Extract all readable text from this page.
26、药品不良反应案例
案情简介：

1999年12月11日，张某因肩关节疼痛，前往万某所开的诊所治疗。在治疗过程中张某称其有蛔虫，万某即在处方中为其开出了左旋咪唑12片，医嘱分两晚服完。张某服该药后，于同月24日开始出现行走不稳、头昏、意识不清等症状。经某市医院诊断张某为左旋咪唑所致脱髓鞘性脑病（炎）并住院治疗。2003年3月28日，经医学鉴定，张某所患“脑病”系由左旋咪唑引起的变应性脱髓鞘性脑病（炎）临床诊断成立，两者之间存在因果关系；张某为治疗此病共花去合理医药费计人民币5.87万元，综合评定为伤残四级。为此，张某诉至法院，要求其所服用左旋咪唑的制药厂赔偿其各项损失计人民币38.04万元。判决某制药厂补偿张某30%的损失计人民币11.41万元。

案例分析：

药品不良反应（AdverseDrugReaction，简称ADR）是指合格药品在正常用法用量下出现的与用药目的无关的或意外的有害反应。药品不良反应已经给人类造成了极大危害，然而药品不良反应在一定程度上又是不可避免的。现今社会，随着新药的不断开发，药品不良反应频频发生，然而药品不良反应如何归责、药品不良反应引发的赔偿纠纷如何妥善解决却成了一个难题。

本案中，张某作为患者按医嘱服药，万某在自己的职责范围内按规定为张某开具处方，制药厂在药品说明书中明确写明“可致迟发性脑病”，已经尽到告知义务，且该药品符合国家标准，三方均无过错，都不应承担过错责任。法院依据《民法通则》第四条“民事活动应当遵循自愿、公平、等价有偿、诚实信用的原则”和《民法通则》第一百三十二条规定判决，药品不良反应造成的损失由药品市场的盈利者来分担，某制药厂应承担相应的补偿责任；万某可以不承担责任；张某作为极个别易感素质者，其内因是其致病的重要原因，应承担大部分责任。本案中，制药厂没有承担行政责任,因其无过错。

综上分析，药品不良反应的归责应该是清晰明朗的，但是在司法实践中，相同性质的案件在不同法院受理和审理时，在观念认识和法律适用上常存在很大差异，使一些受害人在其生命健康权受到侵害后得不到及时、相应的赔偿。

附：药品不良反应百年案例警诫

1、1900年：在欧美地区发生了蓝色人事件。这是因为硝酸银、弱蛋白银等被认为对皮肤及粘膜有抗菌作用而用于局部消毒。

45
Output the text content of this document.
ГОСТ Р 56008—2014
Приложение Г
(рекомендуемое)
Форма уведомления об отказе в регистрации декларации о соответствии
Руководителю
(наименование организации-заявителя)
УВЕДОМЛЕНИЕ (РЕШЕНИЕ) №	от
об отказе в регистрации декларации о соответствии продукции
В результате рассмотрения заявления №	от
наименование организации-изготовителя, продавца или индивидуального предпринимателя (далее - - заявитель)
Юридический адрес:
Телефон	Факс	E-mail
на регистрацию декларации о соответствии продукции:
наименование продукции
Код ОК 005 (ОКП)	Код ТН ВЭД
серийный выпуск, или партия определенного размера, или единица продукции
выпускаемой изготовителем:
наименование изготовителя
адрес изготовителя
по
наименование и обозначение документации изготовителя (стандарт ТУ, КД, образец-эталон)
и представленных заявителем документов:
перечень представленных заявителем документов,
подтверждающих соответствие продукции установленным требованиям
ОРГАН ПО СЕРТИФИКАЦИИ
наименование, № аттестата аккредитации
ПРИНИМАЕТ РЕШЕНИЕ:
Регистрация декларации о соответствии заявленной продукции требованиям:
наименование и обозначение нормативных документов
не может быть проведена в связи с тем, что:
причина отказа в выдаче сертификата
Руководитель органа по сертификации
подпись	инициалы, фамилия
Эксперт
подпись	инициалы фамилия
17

:::

> Stated goal:
Write down only how many lines in the listing contain the word "text".

> Answer in full:
2